• [Work task]:
An exact copy of each line below is needed, with no images in it.

[Data records for software interfaces]

==========

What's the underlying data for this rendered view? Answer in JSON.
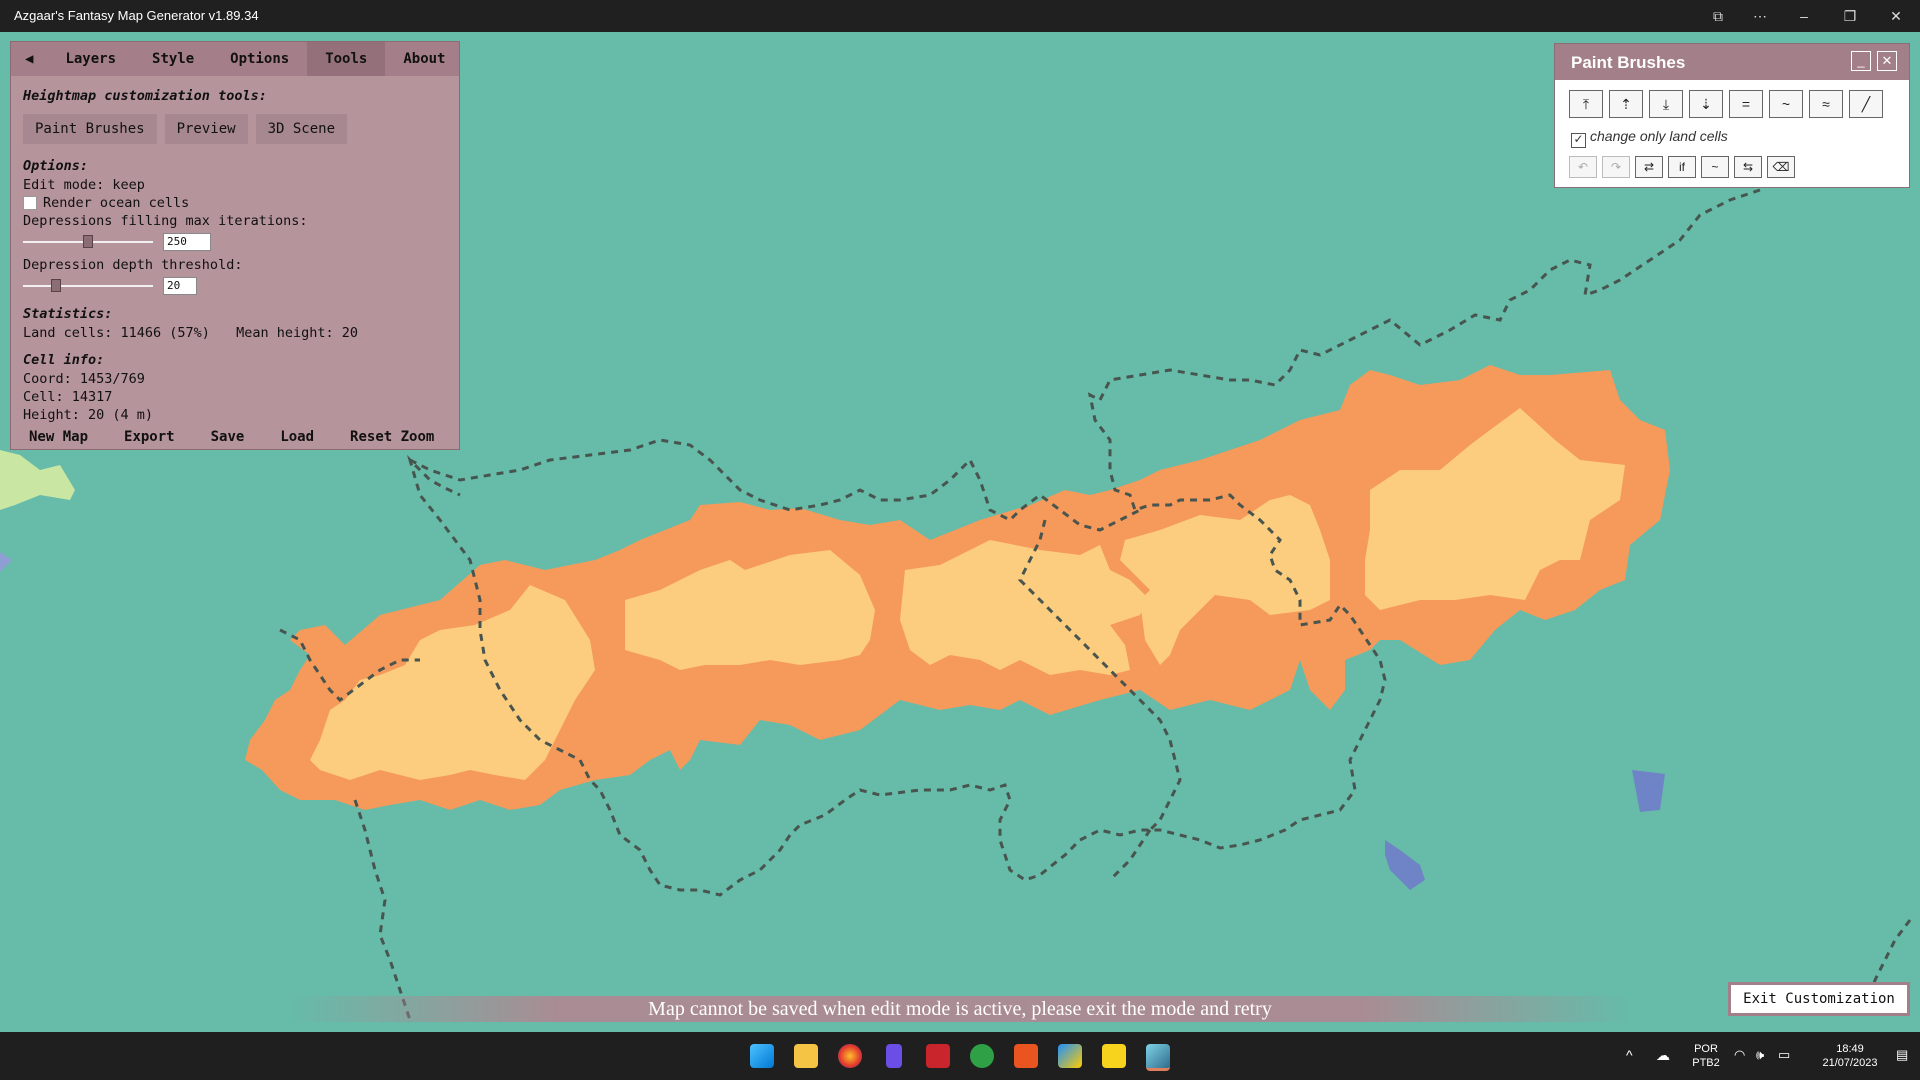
{
  "window": {
    "title": "Azgaar's Fantasy Map Generator v1.89.34"
  },
  "panel": {
    "tabs": [
      "◀",
      "Layers",
      "Style",
      "Options",
      "Tools",
      "About"
    ],
    "active_tab": "Tools",
    "heightmap_title": "Heightmap customization tools:",
    "tool_buttons": [
      "Paint Brushes",
      "Preview",
      "3D Scene"
    ],
    "options_title": "Options:",
    "edit_mode": "Edit mode: keep",
    "render_ocean": "Render ocean cells",
    "depr_iter_label": "Depressions filling max iterations:",
    "depr_iter_value": "250",
    "depr_iter_fraction": 0.5,
    "depr_depth_label": "Depression depth threshold:",
    "depr_depth_value": "20",
    "depr_depth_fraction": 0.25,
    "stats_title": "Statistics:",
    "land_cells": "Land cells: 11466 (57%)",
    "mean_height": "Mean height: 20",
    "cell_info_title": "Cell info:",
    "coord": "Coord: 1453/769",
    "cell": "Cell: 14317",
    "height": "Height: 20 (4 m)",
    "bottom_menu": [
      "New Map",
      "Export",
      "Save",
      "Load",
      "Reset Zoom"
    ]
  },
  "brushes": {
    "title": "Paint Brushes",
    "brush_icons": [
      "raise-icon",
      "elevate-icon",
      "lower-icon",
      "depress-icon",
      "align-icon",
      "smooth-icon",
      "disrupt-icon",
      "line-icon"
    ],
    "brush_glyphs": [
      "⤒",
      "⇡",
      "⤓",
      "⇣",
      "=",
      "~",
      "≈",
      "╱"
    ],
    "change_only_land": "change only land cells",
    "tool_glyphs": [
      "↶",
      "↷",
      "⇄",
      "if",
      "~",
      "⇆",
      "⌫"
    ]
  },
  "tooltip": "Map cannot be saved when edit mode is active, please exit the mode and retry",
  "exit_button": "Exit Customization",
  "tray": {
    "lang1": "POR",
    "lang2": "PTB2",
    "time": "18:49",
    "date": "21/07/2023"
  }
}
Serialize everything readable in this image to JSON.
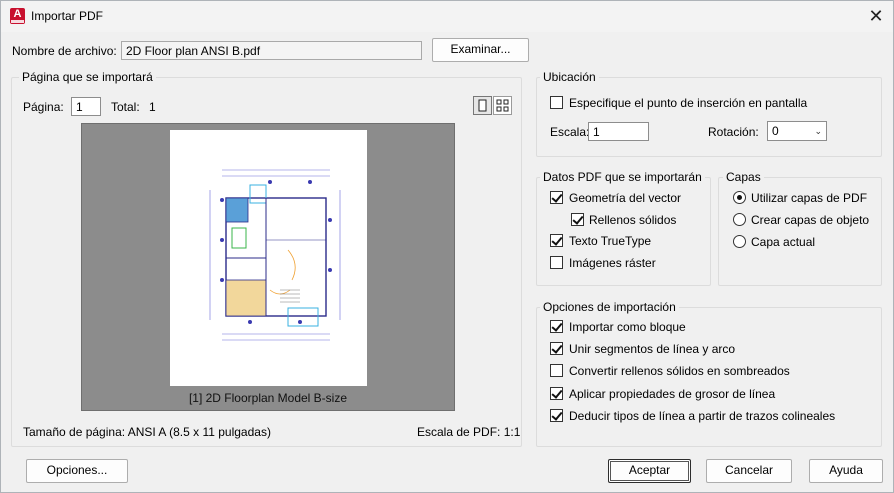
{
  "window": {
    "title": "Importar PDF",
    "close": "✕"
  },
  "file": {
    "label": "Nombre de archivo:",
    "value": "2D Floor plan ANSI B.pdf",
    "browse": "Examinar..."
  },
  "page_group": {
    "title": "Página que se importará",
    "page_label": "Página:",
    "page_value": "1",
    "total_label": "Total:",
    "total_value": "1",
    "preview_caption": "[1] 2D Floorplan Model B-size",
    "size_label": "Tamaño de página:",
    "size_value": "ANSI A (8.5 x 11 pulgadas)",
    "scale_label": "Escala de PDF:",
    "scale_value": "1:1"
  },
  "location": {
    "title": "Ubicación",
    "specify_onscreen": "Especifique el punto de inserción en pantalla",
    "specify_checked": false,
    "scale_label": "Escala:",
    "scale_value": "1",
    "rotation_label": "Rotación:",
    "rotation_value": "0"
  },
  "pdf_data": {
    "title": "Datos PDF que se importarán",
    "items": [
      {
        "label": "Geometría del vector",
        "checked": true
      },
      {
        "label": "Rellenos sólidos",
        "checked": true
      },
      {
        "label": "Texto TrueType",
        "checked": true
      },
      {
        "label": "Imágenes ráster",
        "checked": false
      }
    ]
  },
  "layers": {
    "title": "Capas",
    "options": [
      {
        "label": "Utilizar capas de PDF",
        "selected": true
      },
      {
        "label": "Crear capas de objeto",
        "selected": false
      },
      {
        "label": "Capa actual",
        "selected": false
      }
    ]
  },
  "import_options": {
    "title": "Opciones de importación",
    "items": [
      {
        "label": "Importar como bloque",
        "checked": true
      },
      {
        "label": "Unir segmentos de línea y arco",
        "checked": true
      },
      {
        "label": "Convertir rellenos sólidos en sombreados",
        "checked": false
      },
      {
        "label": "Aplicar propiedades de grosor de línea",
        "checked": true
      },
      {
        "label": "Deducir tipos de línea a partir de trazos colineales",
        "checked": true
      }
    ]
  },
  "footer": {
    "options": "Opciones...",
    "accept": "Aceptar",
    "cancel": "Cancelar",
    "help": "Ayuda"
  },
  "icons": {
    "app": "autocad-app-icon",
    "close": "close-icon",
    "single_page": "single-page-view-icon",
    "grid": "thumbnail-grid-icon",
    "dropdown": "chevron-down-icon"
  },
  "colors": {
    "accent": "#c8102e",
    "preview_bg": "#8c8c8c",
    "plan_blue": "#5aa0d8",
    "plan_yellow": "#f2d79b",
    "plan_green": "#39b54a"
  }
}
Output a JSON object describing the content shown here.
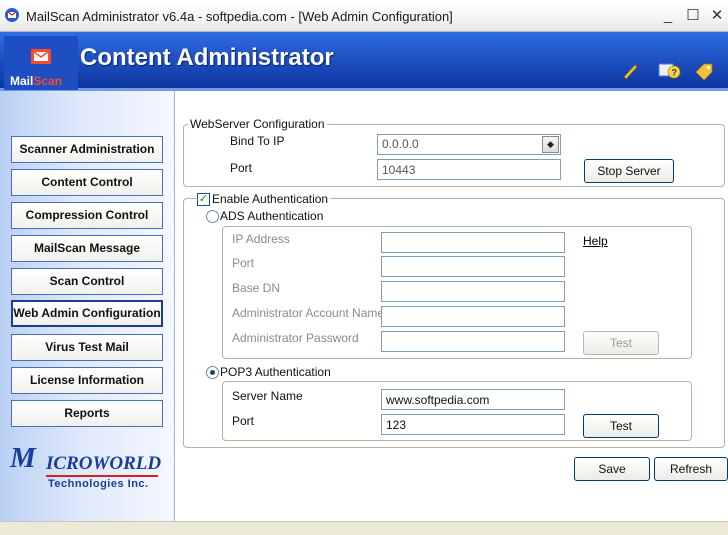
{
  "window": {
    "title": "MailScan Administrator v6.4a - softpedia.com - [Web Admin Configuration]",
    "min_glyph": "_",
    "max_glyph": "☐",
    "close_glyph": "✕"
  },
  "header": {
    "logo_mail": "Mail",
    "logo_scan": "Scan",
    "title": "Content Administrator",
    "tool_icons": [
      "pencil-icon",
      "help-icon",
      "tag-icon"
    ]
  },
  "sidebar": {
    "items": [
      {
        "label": "Scanner Administration",
        "active": false
      },
      {
        "label": "Content Control",
        "active": false
      },
      {
        "label": "Compression Control",
        "active": false
      },
      {
        "label": "MailScan Message",
        "active": false
      },
      {
        "label": "Scan Control",
        "active": false
      },
      {
        "label": "Web Admin Configuration",
        "active": true
      },
      {
        "label": "Virus Test Mail",
        "active": false
      },
      {
        "label": "License Information",
        "active": false
      },
      {
        "label": "Reports",
        "active": false
      }
    ],
    "brand": {
      "first_letter": "M",
      "rest": "ICROWORLD",
      "sub": "Technologies Inc."
    }
  },
  "webserver": {
    "group_label": "WebServer Configuration",
    "bind_label": "Bind To IP",
    "bind_value": "0.0.0.0",
    "port_label": "Port",
    "port_value": "10443",
    "stop_button": "Stop Server"
  },
  "auth": {
    "enable_label": "Enable Authentication",
    "enabled": true,
    "ads": {
      "label": "ADS Authentication",
      "selected": false,
      "ip_label": "IP Address",
      "ip_value": "",
      "port_label": "Port",
      "port_value": "",
      "basedn_label": "Base DN",
      "basedn_value": "",
      "admin_name_label": "Administrator Account Name",
      "admin_name_value": "",
      "admin_pass_label": "Administrator Password",
      "admin_pass_value": "",
      "help_link": "Help",
      "test_button": "Test"
    },
    "pop3": {
      "label": "POP3 Authentication",
      "selected": true,
      "server_label": "Server Name",
      "server_value": "www.softpedia.com",
      "port_label": "Port",
      "port_value": "123",
      "test_button": "Test"
    }
  },
  "footer": {
    "save_button": "Save",
    "refresh_button": "Refresh"
  },
  "colors": {
    "header_blue": "#1d4fc2",
    "nav_border": "#4a6fb0",
    "brand_blue": "#1a3d9c",
    "brand_red": "#d42020"
  }
}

==========

• [Exercise response]:
What's the underlying data for this rendered view? Answer in JSON.
{
  "window": {
    "title": "Azgaar's Fantasy Map Generator v1.89.34"
  },
  "panel": {
    "tabs": [
      "◀",
      "Layers",
      "Style",
      "Options",
      "Tools",
      "About"
    ],
    "active_tab": "Tools",
    "heightmap_title": "Heightmap customization tools:",
    "tool_buttons": [
      "Paint Brushes",
      "Preview",
      "3D Scene"
    ],
    "options_title": "Options:",
    "edit_mode": "Edit mode: keep",
    "render_ocean": "Render ocean cells",
    "depr_iter_label": "Depressions filling max iterations:",
    "depr_iter_value": "250",
    "depr_iter_fraction": 0.5,
    "depr_depth_label": "Depression depth threshold:",
    "depr_depth_value": "20",
    "depr_depth_fraction": 0.25,
    "stats_title": "Statistics:",
    "land_cells": "Land cells: 11466 (57%)",
    "mean_height": "Mean height: 20",
    "cell_info_title": "Cell info:",
    "coord": "Coord: 1453/769",
    "cell": "Cell: 14317",
    "height": "Height: 20 (4 m)",
    "bottom_menu": [
      "New Map",
      "Export",
      "Save",
      "Load",
      "Reset Zoom"
    ]
  },
  "brushes": {
    "title": "Paint Brushes",
    "brush_icons": [
      "raise-icon",
      "elevate-icon",
      "lower-icon",
      "depress-icon",
      "align-icon",
      "smooth-icon",
      "disrupt-icon",
      "line-icon"
    ],
    "brush_glyphs": [
      "⤒",
      "⇡",
      "⤓",
      "⇣",
      "=",
      "~",
      "≈",
      "╱"
    ],
    "change_only_land": "change only land cells",
    "tool_glyphs": [
      "↶",
      "↷",
      "⇄",
      "if",
      "~",
      "⇆",
      "⌫"
    ]
  },
  "tooltip": "Map cannot be saved when edit mode is active, please exit the mode and retry",
  "exit_button": "Exit Customization",
  "tray": {
    "lang1": "POR",
    "lang2": "PTB2",
    "time": "18:49",
    "date": "21/07/2023"
  }
}
Serialize everything readable in this image to JSON.
{
  "window": {
    "title": "Importar PDF",
    "close": "✕"
  },
  "file": {
    "label": "Nombre de archivo:",
    "value": "2D Floor plan ANSI B.pdf",
    "browse": "Examinar..."
  },
  "page_group": {
    "title": "Página que se importará",
    "page_label": "Página:",
    "page_value": "1",
    "total_label": "Total:",
    "total_value": "1",
    "preview_caption": "[1] 2D Floorplan Model B-size",
    "size_label": "Tamaño de página:",
    "size_value": "ANSI A (8.5 x 11 pulgadas)",
    "scale_label": "Escala de PDF:",
    "scale_value": "1:1"
  },
  "location": {
    "title": "Ubicación",
    "specify_onscreen": "Especifique el punto de inserción en pantalla",
    "specify_checked": false,
    "scale_label": "Escala:",
    "scale_value": "1",
    "rotation_label": "Rotación:",
    "rotation_value": "0"
  },
  "pdf_data": {
    "title": "Datos PDF que se importarán",
    "items": [
      {
        "label": "Geometría del vector",
        "checked": true
      },
      {
        "label": "Rellenos sólidos",
        "checked": true
      },
      {
        "label": "Texto TrueType",
        "checked": true
      },
      {
        "label": "Imágenes ráster",
        "checked": false
      }
    ]
  },
  "layers": {
    "title": "Capas",
    "options": [
      {
        "label": "Utilizar capas de PDF",
        "selected": true
      },
      {
        "label": "Crear capas de objeto",
        "selected": false
      },
      {
        "label": "Capa actual",
        "selected": false
      }
    ]
  },
  "import_options": {
    "title": "Opciones de importación",
    "items": [
      {
        "label": "Importar como bloque",
        "checked": true
      },
      {
        "label": "Unir segmentos de línea y arco",
        "checked": true
      },
      {
        "label": "Convertir rellenos sólidos en sombreados",
        "checked": false
      },
      {
        "label": "Aplicar propiedades de grosor de línea",
        "checked": true
      },
      {
        "label": "Deducir tipos de línea a partir de trazos colineales",
        "checked": true
      }
    ]
  },
  "footer": {
    "options": "Opciones...",
    "accept": "Aceptar",
    "cancel": "Cancelar",
    "help": "Ayuda"
  },
  "icons": {
    "app": "autocad-app-icon",
    "close": "close-icon",
    "single_page": "single-page-view-icon",
    "grid": "thumbnail-grid-icon",
    "dropdown": "chevron-down-icon"
  },
  "colors": {
    "accent": "#c8102e",
    "preview_bg": "#8c8c8c",
    "plan_blue": "#5aa0d8",
    "plan_yellow": "#f2d79b",
    "plan_green": "#39b54a"
  }
}
Output a JSON object describing the content shown here.
{
  "window": {
    "title": "MailScan Administrator v6.4a - softpedia.com - [Web Admin Configuration]",
    "min_glyph": "_",
    "max_glyph": "☐",
    "close_glyph": "✕"
  },
  "header": {
    "logo_mail": "Mail",
    "logo_scan": "Scan",
    "title": "Content Administrator",
    "tool_icons": [
      "pencil-icon",
      "help-icon",
      "tag-icon"
    ]
  },
  "sidebar": {
    "items": [
      {
        "label": "Scanner Administration",
        "active": false
      },
      {
        "label": "Content Control",
        "active": false
      },
      {
        "label": "Compression Control",
        "active": false
      },
      {
        "label": "MailScan Message",
        "active": false
      },
      {
        "label": "Scan Control",
        "active": false
      },
      {
        "label": "Web Admin Configuration",
        "active": true
      },
      {
        "label": "Virus Test Mail",
        "active": false
      },
      {
        "label": "License Information",
        "active": false
      },
      {
        "label": "Reports",
        "active": false
      }
    ],
    "brand": {
      "first_letter": "M",
      "rest": "ICROWORLD",
      "sub": "Technologies Inc."
    }
  },
  "webserver": {
    "group_label": "WebServer Configuration",
    "bind_label": "Bind To IP",
    "bind_value": "0.0.0.0",
    "port_label": "Port",
    "port_value": "10443",
    "stop_button": "Stop Server"
  },
  "auth": {
    "enable_label": "Enable Authentication",
    "enabled": true,
    "ads": {
      "label": "ADS Authentication",
      "selected": false,
      "ip_label": "IP Address",
      "ip_value": "",
      "port_label": "Port",
      "port_value": "",
      "basedn_label": "Base DN",
      "basedn_value": "",
      "admin_name_label": "Administrator Account Name",
      "admin_name_value": "",
      "admin_pass_label": "Administrator Password",
      "admin_pass_value": "",
      "help_link": "Help",
      "test_button": "Test"
    },
    "pop3": {
      "label": "POP3 Authentication",
      "selected": true,
      "server_label": "Server Name",
      "server_value": "www.softpedia.com",
      "port_label": "Port",
      "port_value": "123",
      "test_button": "Test"
    }
  },
  "footer": {
    "save_button": "Save",
    "refresh_button": "Refresh"
  },
  "colors": {
    "header_blue": "#1d4fc2",
    "nav_border": "#4a6fb0",
    "brand_blue": "#1a3d9c",
    "brand_red": "#d42020"
  }
}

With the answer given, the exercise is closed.